= Data excerpts =
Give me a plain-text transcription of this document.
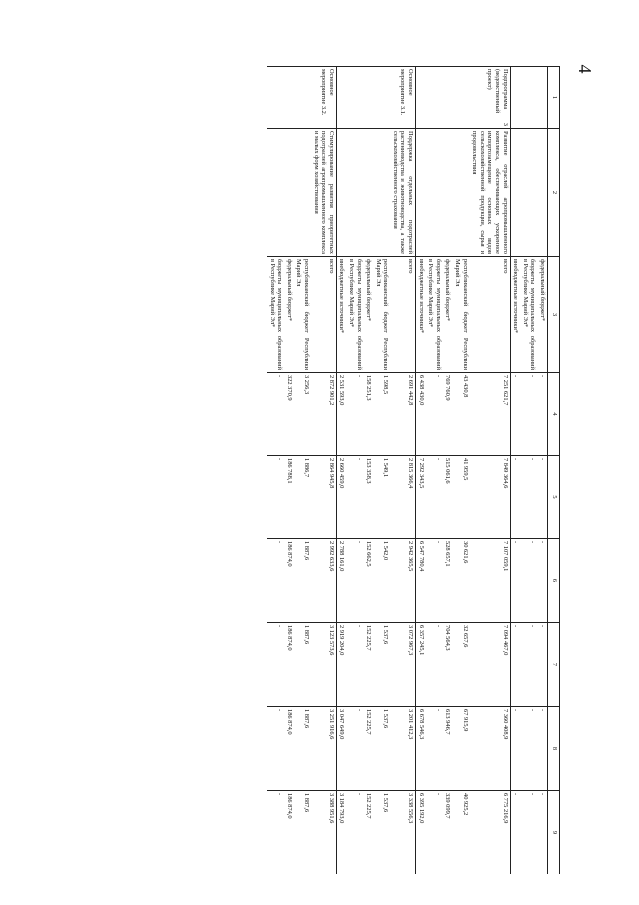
4
1	2	3	4	5	6	7	8	9
		федеральный бюджет*	-	-	-	-	-	-
		бюджеты муниципальных образований в Республике Марий Эл*	-	-	-	-	-	-
		внебюджетные источники*	-	-	-	-	-	-
Подпрограмма 3 (ведомственный проект)	Развитие отраслей агропромышленного комплекса, обеспечивающих ускоренное импортозамещение основных видов сельскохозяйственной продукции, сырья и продовольствия	всего	7 251 621,7	7 849 364,6	7 107 059,1	7 094 467,0	7 360 408,9	6 775 216,9
		республиканский бюджет Республики Марий Эл	43 430,8	41 959,5	30 621,6	32 657,6	67 915,9	40 925,2
		федеральный бюджет*	769 760,9	515 061,6	528 657,1	704 564,3	613 946,7	339 099,7
		бюджеты муниципальных образований в Республике Марий Эл*	-	-	-	-	-	-
		внебюджетные источники*	6 438 430,0	7 292 343,5	6 547 780,4	6 357 245,1	6 678 546,3	6 395 192,0
Основное мероприятие 3.1.	Поддержка отдельных подотраслей растениеводства и животноводства, а также сельскохозяйственного страхования	всего	2 691 442,8	2 815 366,4	2 942 365,5	3 072 967,3	3 201 412,3	3 338 556,3
		республиканский бюджет Республики Марий Эл	1 598,5	1 549,1	1 542,0	1 537,6	1 537,6	1 537,6
		федеральный бюджет*	158 251,3	153 358,3	152 662,5	152 225,7	152 225,7	152 225,7
		бюджеты муниципальных образований в Республике Марий Эл*	-	-	-	-	-	-
		внебюджетные источники*	2 531 593,0	2 660 459,0	2 788 161,0	2 919 204,0	3 047 649,0	3 184 793,0
Основное мероприятие 3.2.	Стимулирование развития приоритетных подотраслей агропромышленного комплекса и малых форм хозяйствования	всего	2 872 901,2	2 864 945,8	2 992 633,6	3 123 573,6	3 251 916,6	3 388 951,6
		республиканский бюджет Республики Марий Эл	3 256,3	1 886,7	1 887,6	1 887,6	1 887,6	1 887,6
		федеральный бюджет*	322 370,9	186 788,1	186 874,0	186 874,0	186 874,0	186 874,0
		бюджеты муниципальных образований в Республике Марий Эл*	-	-	-	-	-	-
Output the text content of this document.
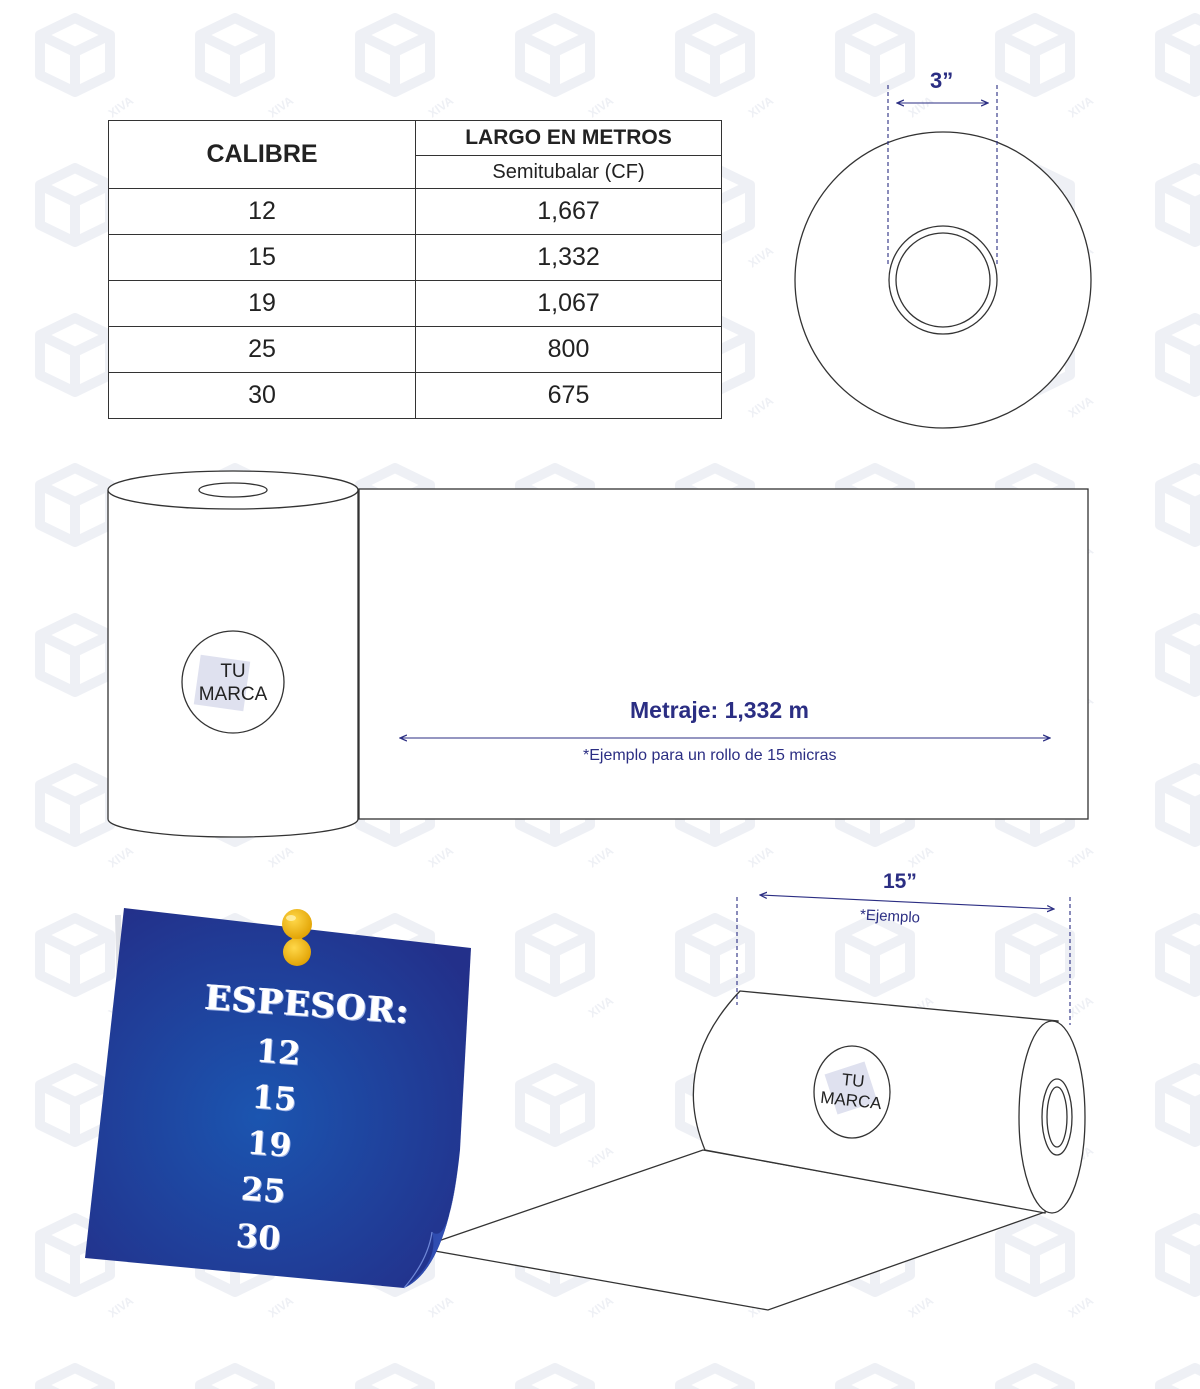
CALIBRE	LARGO EN METROS
	Semitubalar (CF)
12	1,667
15	1,332
19	1,067
25	800
30	675
3”
TU
MARCA
Metraje: 1,332 m
*Ejemplo para un rollo de 15 micras
15”
*Ejemplo
TU
MARCA
ESPESOR:
12
15
19
25
30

= What the task asks =
Return every line above that contains the word "республиканский".

= Solution =
		республиканский бюджет Республики Марий Эл	43 430,8	41 959,5	30 621,6	32 657,6	67 915,9	40 925,2
		республиканский бюджет Республики Марий Эл	1 598,5	1 549,1	1 542,0	1 537,6	1 537,6	1 537,6
		республиканский бюджет Республики Марий Эл	3 256,3	1 886,7	1 887,6	1 887,6	1 887,6	1 887,6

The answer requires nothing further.